[WORK TO BE COMPLETED]: Filter the records for lines holding the string "जनगणन".

[SUPPLIED INFORMATION]:
* * *
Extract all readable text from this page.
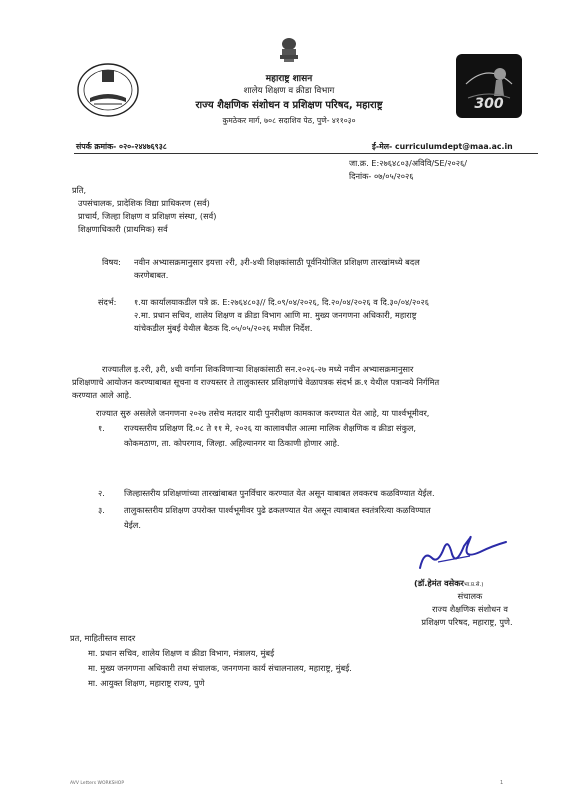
महाराष्ट्र शासन
शालेय शिक्षण व क्रीडा विभाग
राज्य शैक्षणिक संशोधन व प्रशिक्षण परिषद, महाराष्ट्र
कुमठेकर मार्ग, ७०८ सदाशिव पेठ, पुणे- ४११०३०
300
संपर्क क्रमांक- ०२०-२४४७६९३८	ई-मेल- curriculumdept@maa.ac.in
जा.क्र. E:२७६४८०३/अविवि/SE/२०२६/
दिनांक- ०७/०५/२०२६
प्रति,
उपसंचालक, प्रादेशिक विद्या प्राधिकरण (सर्व)
प्राचार्य, जिल्हा शिक्षण व प्रशिक्षण संस्था, (सर्व)
शिक्षणाधिकारी (प्राथमिक) सर्व
विषय: नवीन अभ्यासक्रमानुसार इयत्ता २री, ३री-४थी शिक्षकांसाठी पूर्वनियोजित प्रशिक्षण तारखांमध्ये बदल
करणेबाबत.
संदर्भ: १.या कार्यालयाकडील पत्रे क्र. E:२७६४८०३// दि.०९/०४/२०२६, दि.२०/०४/२०२६ व दि.३०/०४/२०२६
२.मा. प्रधान सचिव, शालेय शिक्षण व क्रीडा विभाग आणि मा. मुख्य जनगणना अधिकारी, महाराष्ट्र
यांचेकडील मुंबई येथील बैठक दि.०५/०५/२०२६ मधील निर्देश.
राज्यातील इ.२री, ३री, ४थी वर्गाना शिकविणाऱ्या शिक्षकांसाठी सन.२०२६-२७ मध्ये नवीन अभ्यासक्रमानुसार
प्रशिक्षणाचे आयोजन करण्याबाबत सूचना व राज्यस्तर ते तालुकास्तर प्रशिक्षणांचे वेळापत्रक संदर्भ क्र.१ येथील पत्रान्वये निर्गमित
करण्यात आले आहे.
राज्यात सुरु असलेले जनगणना २०२७ तसेच मतदार यादी पुनरीक्षण कामकाज करण्यात येत आहे, या पार्श्वभूमीवर,
१. राज्यस्तरीय प्रशिक्षण दि.०८ ते ११ मे, २०२६ या कालावधीत आत्मा मालिक शैक्षणिक व क्रीडा संकुल,
कोकमठाण, ता. कोपरगाव, जिल्हा. अहिल्यानगर या ठिकाणी होणार आहे.
२. जिल्हास्तरीय प्रशिक्षणांच्या तारखांबाबत पुनर्विचार करण्यात येत असून याबाबत लवकरच कळविण्यात येईल.
३. तालुकास्तरीय प्रशिक्षण उपरोक्त पार्श्वभूमीवर पुढे ढकलण्यात येत असून त्याबाबत स्वतंत्ररित्या कळविण्यात
येईल.
(डॉ.हेमंत वसेकरभा.प्र.से.)
संचालक
राज्य शैक्षणिक संशोधन व
प्रशिक्षण परिषद, महाराष्ट्र, पुणे.
प्रत, माहितीस्तव सादर
मा. प्रधान सचिव, शालेय शिक्षण व क्रीडा विभाग, मंत्रालय, मुंबई
मा. मुख्य जनगणना अधिकारी तथा संचालक, जनगणना कार्य संचालनालय, महाराष्ट्र, मुंबई.
मा. आयुक्त शिक्षण, महाराष्ट्र राज्य, पुणे
AVV Letters WORKSHOP	1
* * *
[CORRECT RESULT]:
२.मा. प्रधान सचिव, शालेय शिक्षण व क्रीडा विभाग आणि मा. मुख्य जनगणना अधिकारी, महाराष्ट्र
राज्यात सुरु असलेले जनगणना २०२७ तसेच मतदार यादी पुनरीक्षण कामकाज करण्यात येत आहे, या पार्श्वभूमीवर,
मा. मुख्य जनगणना अधिकारी तथा संचालक, जनगणना कार्य संचालनालय, महाराष्ट्र, मुंबई.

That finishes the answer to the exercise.